SET EXERCISE: Determine how many lines of the entries contain "icon". Reply with that number alone.

## start

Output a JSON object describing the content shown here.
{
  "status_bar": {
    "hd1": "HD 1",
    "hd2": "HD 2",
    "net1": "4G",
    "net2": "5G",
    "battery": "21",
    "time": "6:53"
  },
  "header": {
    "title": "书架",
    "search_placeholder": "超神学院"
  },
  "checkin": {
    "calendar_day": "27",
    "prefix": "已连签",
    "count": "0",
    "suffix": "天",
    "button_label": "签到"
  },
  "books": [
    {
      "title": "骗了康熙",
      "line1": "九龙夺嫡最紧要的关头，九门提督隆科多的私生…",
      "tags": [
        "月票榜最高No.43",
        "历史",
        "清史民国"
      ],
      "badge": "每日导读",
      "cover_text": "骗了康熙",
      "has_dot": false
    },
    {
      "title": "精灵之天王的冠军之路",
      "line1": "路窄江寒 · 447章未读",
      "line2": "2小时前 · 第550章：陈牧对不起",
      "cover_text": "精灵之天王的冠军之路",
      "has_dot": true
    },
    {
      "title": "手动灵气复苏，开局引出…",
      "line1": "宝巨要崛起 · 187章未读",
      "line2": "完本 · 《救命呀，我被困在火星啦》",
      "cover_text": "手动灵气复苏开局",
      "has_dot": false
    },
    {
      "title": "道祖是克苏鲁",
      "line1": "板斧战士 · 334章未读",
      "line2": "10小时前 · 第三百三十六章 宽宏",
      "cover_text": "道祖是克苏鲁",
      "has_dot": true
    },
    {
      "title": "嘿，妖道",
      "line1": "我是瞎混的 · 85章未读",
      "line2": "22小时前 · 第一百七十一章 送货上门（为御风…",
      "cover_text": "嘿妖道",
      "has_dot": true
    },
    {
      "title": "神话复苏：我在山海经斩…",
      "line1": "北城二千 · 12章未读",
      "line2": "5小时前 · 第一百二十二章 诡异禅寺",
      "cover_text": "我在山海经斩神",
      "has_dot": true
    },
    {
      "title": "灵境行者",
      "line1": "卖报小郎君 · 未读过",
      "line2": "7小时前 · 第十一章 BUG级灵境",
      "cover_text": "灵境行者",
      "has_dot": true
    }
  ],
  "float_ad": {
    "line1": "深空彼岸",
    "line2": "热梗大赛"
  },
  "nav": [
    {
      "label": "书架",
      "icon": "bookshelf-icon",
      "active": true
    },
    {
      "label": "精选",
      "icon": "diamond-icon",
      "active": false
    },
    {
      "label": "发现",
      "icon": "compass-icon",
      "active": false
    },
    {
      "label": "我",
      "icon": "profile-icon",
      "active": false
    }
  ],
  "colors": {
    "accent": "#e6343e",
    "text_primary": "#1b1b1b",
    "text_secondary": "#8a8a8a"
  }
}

## end

TASK OUTPUT: 4